## 本文
________________

4月6日。いよいよ、桜の開花が聞かれる時だ。
本当は3月末に伊勢志摩と名古屋を回って、花見を娯しもうとしたのだが、天気が思わしくなかったのと、予算が整わなかったので、ご破算となった。まぁ、就労移行支援事業の賃金を上手くやりくりしても、クレジットカードのリボ払いがあるから、無理はないが。
今回が「平成最後の花見」となる。真逆、「平成最後の花見」が小江戸川越になるとは、思っても見なかった。3月末に中院と喜多院で枝垂れ桜を見たから、お花見は済んだはずだが、この時期になると新河岸川や喜多院の桜が満開となるので、観光客がドッと来る。おまけに天気もいいから、観光客を迎える店の意気込みは相当高いだろう。
3月同様、郊外のレストランで昼餉を摂った。
また3月同様、此処にも家族連れがいて、ふと後僅かな平成を回想した。
暦を見ると、今日を入れて24日だ。5月から「令和」が始まる。私は食前の紅茶を啜って、去り行く平成と遠離る昭和を回想した。
昭和の最後に登場した物は平成で無くなったり、姿を変えたりした。労働環境や結婚条件、人々の心の豊かさは平成でかなり悪くなり、色々な所で歪みが生じ、まさに「一寸先は闇」という言葉が似合ったな。

________________

## 演習課題
A. 本文に基づき、次の問いに答えてください。
(i) 3月末の伊勢志摩と名古屋の花見旅行が取りやめになった理由として、本文が挙げている二点は何か。
(ii) 3月末に枝垂れ桜を見た場所として挙げられている二か所はどこか。
(iii) 暦を見て数えた日数は、今日を入れて何日か。
B. 本文の「本当は3月末に伊勢志摩と名古」から「また3月同様、此処にも家族連れがいて、ふと後僅かな平成を回想した。」までを一字一句違えずに書き写してください。

________________

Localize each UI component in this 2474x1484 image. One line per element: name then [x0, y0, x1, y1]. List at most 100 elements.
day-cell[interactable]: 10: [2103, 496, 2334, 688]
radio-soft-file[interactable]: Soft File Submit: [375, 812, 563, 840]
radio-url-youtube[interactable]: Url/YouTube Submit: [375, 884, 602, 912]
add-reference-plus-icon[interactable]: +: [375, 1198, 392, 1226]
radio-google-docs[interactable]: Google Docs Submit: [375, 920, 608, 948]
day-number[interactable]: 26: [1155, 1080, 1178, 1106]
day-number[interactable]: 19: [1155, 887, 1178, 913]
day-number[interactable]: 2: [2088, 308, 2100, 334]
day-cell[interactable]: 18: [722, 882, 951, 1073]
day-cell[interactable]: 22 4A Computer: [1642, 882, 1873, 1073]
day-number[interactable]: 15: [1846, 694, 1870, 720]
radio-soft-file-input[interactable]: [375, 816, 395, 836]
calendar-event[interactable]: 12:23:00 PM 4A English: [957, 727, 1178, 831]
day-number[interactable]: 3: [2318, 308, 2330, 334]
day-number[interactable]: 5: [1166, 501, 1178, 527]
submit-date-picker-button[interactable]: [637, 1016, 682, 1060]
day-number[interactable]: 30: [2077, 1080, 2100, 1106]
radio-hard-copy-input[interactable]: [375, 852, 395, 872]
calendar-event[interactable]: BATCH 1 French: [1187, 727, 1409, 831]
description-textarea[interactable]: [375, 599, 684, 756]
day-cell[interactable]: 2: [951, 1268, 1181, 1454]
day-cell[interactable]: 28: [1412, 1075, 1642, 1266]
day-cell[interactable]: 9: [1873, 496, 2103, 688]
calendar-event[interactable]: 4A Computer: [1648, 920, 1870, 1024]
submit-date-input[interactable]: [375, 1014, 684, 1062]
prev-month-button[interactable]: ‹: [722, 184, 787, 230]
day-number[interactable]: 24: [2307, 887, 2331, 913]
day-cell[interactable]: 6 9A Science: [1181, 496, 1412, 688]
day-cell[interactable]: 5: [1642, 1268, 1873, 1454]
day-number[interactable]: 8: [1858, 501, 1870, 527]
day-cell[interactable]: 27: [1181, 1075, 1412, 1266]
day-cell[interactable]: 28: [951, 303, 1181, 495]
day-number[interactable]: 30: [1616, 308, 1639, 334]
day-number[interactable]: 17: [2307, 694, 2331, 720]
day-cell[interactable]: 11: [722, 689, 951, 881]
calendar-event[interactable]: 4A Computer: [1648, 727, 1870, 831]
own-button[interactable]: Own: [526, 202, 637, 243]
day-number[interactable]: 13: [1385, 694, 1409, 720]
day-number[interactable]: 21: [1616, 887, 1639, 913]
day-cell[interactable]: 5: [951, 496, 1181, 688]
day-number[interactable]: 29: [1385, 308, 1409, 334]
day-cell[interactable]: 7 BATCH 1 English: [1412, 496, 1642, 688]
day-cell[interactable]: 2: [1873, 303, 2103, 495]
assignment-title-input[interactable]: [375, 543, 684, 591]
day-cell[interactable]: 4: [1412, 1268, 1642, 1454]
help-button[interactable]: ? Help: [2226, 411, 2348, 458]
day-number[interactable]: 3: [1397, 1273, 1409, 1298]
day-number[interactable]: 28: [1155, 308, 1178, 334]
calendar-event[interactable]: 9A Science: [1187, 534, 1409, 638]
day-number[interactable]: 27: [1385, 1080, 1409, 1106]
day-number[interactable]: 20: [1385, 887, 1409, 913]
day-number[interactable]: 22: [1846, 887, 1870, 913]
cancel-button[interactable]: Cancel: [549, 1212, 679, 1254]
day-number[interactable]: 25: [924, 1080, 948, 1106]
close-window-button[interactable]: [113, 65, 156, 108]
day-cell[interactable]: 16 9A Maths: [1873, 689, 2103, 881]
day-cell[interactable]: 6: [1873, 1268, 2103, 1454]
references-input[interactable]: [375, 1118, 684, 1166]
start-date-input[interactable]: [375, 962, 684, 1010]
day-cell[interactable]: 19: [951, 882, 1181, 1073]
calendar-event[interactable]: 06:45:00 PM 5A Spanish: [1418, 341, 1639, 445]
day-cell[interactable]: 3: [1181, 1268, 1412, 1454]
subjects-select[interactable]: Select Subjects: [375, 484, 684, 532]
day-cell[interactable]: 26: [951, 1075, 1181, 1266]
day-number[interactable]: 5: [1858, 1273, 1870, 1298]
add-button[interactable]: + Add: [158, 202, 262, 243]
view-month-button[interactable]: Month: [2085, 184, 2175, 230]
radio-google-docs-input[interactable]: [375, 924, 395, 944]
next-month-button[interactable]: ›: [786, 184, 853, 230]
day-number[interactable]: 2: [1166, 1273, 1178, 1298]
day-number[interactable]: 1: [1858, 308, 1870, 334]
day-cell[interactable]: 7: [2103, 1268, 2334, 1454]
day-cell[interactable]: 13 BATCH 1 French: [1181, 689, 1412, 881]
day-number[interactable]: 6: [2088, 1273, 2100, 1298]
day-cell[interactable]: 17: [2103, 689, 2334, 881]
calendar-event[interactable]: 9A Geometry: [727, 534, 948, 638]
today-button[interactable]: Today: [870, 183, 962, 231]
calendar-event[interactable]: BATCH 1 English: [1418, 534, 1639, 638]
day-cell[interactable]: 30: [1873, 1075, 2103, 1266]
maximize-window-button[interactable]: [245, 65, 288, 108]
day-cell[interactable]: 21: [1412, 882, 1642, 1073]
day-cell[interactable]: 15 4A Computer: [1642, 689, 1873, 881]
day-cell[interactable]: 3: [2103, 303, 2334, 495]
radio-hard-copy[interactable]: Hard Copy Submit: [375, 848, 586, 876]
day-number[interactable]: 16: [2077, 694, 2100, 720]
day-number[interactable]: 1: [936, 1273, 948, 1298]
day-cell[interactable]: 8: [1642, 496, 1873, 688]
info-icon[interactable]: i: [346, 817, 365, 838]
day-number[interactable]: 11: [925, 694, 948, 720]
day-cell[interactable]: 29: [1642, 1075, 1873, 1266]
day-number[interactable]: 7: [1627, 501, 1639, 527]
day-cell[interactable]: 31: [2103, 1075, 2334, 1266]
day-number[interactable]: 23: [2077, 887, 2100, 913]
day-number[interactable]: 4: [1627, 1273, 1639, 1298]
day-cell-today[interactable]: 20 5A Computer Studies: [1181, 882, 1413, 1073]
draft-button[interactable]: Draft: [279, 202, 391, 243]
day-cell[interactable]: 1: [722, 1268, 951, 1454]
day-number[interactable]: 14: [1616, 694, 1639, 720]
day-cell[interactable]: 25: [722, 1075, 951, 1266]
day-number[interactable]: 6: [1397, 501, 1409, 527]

________________

## 演習結果
A.
(i) 天気が思わしくなかったことと、予算が整わなかったこと。
(ii) 中院と喜多院。
(iii) 24日。

B.
本当は3月末に伊勢志摩と名古屋を回って、花見を娯しもうとしたのだが、天気が思わしくなかったのと、予算が整わなかったので、ご破算となった。まぁ、就労移行支援事業の賃金を上手くやりくりしても、クレジットカードのリボ払いがあるから、無理はないが。
今回が「平成最後の花見」となる。真逆、「平成最後の花見」が小江戸川越になるとは、思っても見なかった。3月末に中院と喜多院で枝垂れ桜を見たから、お花見は済んだはずだが、この時期になると新河岸川や喜多院の桜が満開となるので、観光客がドッと来る。おまけに天気もいいから、観光客を迎える店の意気込みは相当高いだろう。
3月同様、郊外のレストランで昼餉を摂った。
また3月同様、此処にも家族連れがいて、ふと後僅かな平成を回想した。